▶ _Objective_
Gather all lines from the material that contain "công".

▶ _Listed entries_
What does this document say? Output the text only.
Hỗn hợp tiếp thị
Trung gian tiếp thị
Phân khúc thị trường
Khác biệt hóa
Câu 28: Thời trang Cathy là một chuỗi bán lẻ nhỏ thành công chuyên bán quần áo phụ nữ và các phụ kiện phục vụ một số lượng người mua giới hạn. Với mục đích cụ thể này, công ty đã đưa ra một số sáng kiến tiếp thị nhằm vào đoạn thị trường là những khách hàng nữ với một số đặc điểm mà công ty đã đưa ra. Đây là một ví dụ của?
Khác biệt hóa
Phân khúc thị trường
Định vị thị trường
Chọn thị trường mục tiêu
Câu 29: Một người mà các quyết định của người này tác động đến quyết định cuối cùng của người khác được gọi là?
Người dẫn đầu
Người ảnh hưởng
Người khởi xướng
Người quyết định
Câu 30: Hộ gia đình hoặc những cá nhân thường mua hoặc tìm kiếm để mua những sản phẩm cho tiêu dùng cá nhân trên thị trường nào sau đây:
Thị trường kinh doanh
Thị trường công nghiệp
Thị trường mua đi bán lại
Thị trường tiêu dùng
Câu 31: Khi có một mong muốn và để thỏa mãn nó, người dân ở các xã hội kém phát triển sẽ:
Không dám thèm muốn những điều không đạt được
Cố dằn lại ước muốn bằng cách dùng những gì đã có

▶ _Result for this exercise_
Câu 28: Thời trang Cathy là một chuỗi bán lẻ nhỏ thành công chuyên bán quần áo phụ nữ và các phụ kiện phục vụ một số lượng người mua giới hạn. Với mục đích cụ thể này, công ty đã đưa ra một số sáng kiến tiếp thị nhằm vào đoạn thị trường là những khách hàng nữ với một số đặc điểm mà công ty đã đưa ra. Đây là một ví dụ của?
Thị trường công nghiệp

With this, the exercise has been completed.